Exercise –
Print every entry exactly as written.
* * * *
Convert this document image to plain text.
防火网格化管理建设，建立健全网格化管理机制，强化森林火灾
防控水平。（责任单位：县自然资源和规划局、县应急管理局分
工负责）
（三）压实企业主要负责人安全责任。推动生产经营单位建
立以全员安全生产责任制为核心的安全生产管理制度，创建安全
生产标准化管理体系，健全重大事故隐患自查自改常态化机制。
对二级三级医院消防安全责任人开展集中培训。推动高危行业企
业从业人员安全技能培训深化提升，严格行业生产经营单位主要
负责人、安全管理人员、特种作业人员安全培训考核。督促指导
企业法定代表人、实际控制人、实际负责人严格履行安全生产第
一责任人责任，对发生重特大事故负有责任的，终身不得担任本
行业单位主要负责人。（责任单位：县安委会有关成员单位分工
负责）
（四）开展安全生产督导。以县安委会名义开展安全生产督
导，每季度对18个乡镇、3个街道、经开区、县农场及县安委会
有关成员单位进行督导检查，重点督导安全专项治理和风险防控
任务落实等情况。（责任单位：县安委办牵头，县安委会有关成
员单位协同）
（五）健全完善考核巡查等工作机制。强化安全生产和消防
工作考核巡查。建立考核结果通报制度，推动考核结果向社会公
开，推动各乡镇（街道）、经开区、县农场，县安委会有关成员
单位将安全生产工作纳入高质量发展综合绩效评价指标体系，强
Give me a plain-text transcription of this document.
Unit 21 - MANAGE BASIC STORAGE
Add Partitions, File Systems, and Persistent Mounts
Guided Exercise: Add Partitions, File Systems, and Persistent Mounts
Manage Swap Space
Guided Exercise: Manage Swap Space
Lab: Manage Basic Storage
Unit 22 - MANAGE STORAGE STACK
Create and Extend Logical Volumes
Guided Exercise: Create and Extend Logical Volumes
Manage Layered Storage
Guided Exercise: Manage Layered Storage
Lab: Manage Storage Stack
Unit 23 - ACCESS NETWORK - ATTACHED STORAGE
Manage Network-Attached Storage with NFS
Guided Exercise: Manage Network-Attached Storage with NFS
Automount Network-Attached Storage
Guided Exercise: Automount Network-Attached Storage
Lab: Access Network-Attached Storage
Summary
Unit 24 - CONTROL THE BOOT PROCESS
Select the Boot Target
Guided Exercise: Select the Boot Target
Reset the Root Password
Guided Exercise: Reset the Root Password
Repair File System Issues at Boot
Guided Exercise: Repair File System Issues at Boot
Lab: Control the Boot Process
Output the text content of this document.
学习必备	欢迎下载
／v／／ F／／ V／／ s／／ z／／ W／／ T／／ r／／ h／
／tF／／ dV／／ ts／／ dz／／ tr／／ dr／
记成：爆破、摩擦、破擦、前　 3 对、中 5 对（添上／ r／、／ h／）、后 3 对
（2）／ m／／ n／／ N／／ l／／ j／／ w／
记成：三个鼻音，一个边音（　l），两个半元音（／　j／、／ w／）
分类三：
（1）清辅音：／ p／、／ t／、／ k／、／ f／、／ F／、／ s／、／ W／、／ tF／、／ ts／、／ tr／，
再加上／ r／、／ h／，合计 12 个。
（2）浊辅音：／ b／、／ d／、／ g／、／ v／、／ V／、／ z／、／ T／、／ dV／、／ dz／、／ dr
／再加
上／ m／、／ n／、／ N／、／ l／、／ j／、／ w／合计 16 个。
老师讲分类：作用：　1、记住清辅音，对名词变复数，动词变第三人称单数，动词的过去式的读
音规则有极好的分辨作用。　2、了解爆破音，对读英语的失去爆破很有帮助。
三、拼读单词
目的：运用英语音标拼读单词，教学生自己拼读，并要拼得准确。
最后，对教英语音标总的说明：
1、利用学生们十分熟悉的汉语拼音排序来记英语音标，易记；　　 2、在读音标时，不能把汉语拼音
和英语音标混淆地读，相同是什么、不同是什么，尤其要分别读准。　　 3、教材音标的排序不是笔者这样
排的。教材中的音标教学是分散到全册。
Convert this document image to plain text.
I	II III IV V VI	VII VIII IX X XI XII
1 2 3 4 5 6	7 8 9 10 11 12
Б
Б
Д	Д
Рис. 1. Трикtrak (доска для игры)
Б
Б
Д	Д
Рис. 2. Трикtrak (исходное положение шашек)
* * * *
Solution for this exercise –
Convert this document image to plain text.
防火网格化管理建设，建立健全网格化管理机制，强化森林火灾
防控水平。（责任单位：县自然资源和规划局、县应急管理局分
工负责）
（三）压实企业主要负责人安全责任。推动生产经营单位建
立以全员安全生产责任制为核心的安全生产管理制度，创建安全
生产标准化管理体系，健全重大事故隐患自查自改常态化机制。
对二级三级医院消防安全责任人开展集中培训。推动高危行业企
业从业人员安全技能培训深化提升，严格行业生产经营单位主要
负责人、安全管理人员、特种作业人员安全培训考核。督促指导
企业法定代表人、实际控制人、实际负责人严格履行安全生产第
一责任人责任，对发生重特大事故负有责任的，终身不得担任本
行业单位主要负责人。（责任单位：县安委会有关成员单位分工
负责）
（四）开展安全生产督导。以县安委会名义开展安全生产督
导，每季度对18个乡镇、3个街道、经开区、县农场及县安委会
有关成员单位进行督导检查，重点督导安全专项治理和风险防控
任务落实等情况。（责任单位：县安委办牵头，县安委会有关成
员单位协同）
（五）健全完善考核巡查等工作机制。强化安全生产和消防
工作考核巡查。建立考核结果通报制度，推动考核结果向社会公
开，推动各乡镇（街道）、经开区、县农场，县安委会有关成员
单位将安全生产工作纳入高质量发展综合绩效评价指标体系，强
Give me a plain-text transcription of this document.
Unit 21 - MANAGE BASIC STORAGE
Add Partitions, File Systems, and Persistent Mounts
Guided Exercise: Add Partitions, File Systems, and Persistent Mounts
Manage Swap Space
Guided Exercise: Manage Swap Space
Lab: Manage Basic Storage
Unit 22 - MANAGE STORAGE STACK
Create and Extend Logical Volumes
Guided Exercise: Create and Extend Logical Volumes
Manage Layered Storage
Guided Exercise: Manage Layered Storage
Lab: Manage Storage Stack
Unit 23 - ACCESS NETWORK - ATTACHED STORAGE
Manage Network-Attached Storage with NFS
Guided Exercise: Manage Network-Attached Storage with NFS
Automount Network-Attached Storage
Guided Exercise: Automount Network-Attached Storage
Lab: Access Network-Attached Storage
Summary
Unit 24 - CONTROL THE BOOT PROCESS
Select the Boot Target
Guided Exercise: Select the Boot Target
Reset the Root Password
Guided Exercise: Reset the Root Password
Repair File System Issues at Boot
Guided Exercise: Repair File System Issues at Boot
Lab: Control the Boot Process
Output the text content of this document.
学习必备	欢迎下载
／v／／ F／／ V／／ s／／ z／／ W／／ T／／ r／／ h／
／tF／／ dV／／ ts／／ dz／／ tr／／ dr／
记成：爆破、摩擦、破擦、前　 3 对、中 5 对（添上／ r／、／ h／）、后 3 对
（2）／ m／／ n／／ N／／ l／／ j／／ w／
记成：三个鼻音，一个边音（　l），两个半元音（／　j／、／ w／）
分类三：
（1）清辅音：／ p／、／ t／、／ k／、／ f／、／ F／、／ s／、／ W／、／ tF／、／ ts／、／ tr／，
再加上／ r／、／ h／，合计 12 个。
（2）浊辅音：／ b／、／ d／、／ g／、／ v／、／ V／、／ z／、／ T／、／ dV／、／ dz／、／ dr
／再加
上／ m／、／ n／、／ N／、／ l／、／ j／、／ w／合计 16 个。
老师讲分类：作用：　1、记住清辅音，对名词变复数，动词变第三人称单数，动词的过去式的读
音规则有极好的分辨作用。　2、了解爆破音，对读英语的失去爆破很有帮助。
三、拼读单词
目的：运用英语音标拼读单词，教学生自己拼读，并要拼得准确。
最后，对教英语音标总的说明：
1、利用学生们十分熟悉的汉语拼音排序来记英语音标，易记；　　 2、在读音标时，不能把汉语拼音
和英语音标混淆地读，相同是什么、不同是什么，尤其要分别读准。　　 3、教材音标的排序不是笔者这样
排的。教材中的音标教学是分散到全册。
Convert this document image to plain text.
I	II III IV V VI	VII VIII IX X XI XII
1 2 3 4 5 6	7 8 9 10 11 12
Б
Б
Д	Д
Рис. 1. Трикtrak (доска для игры)
Б
Б
Д	Д
Рис. 2. Трикtrak (исходное положение шашек)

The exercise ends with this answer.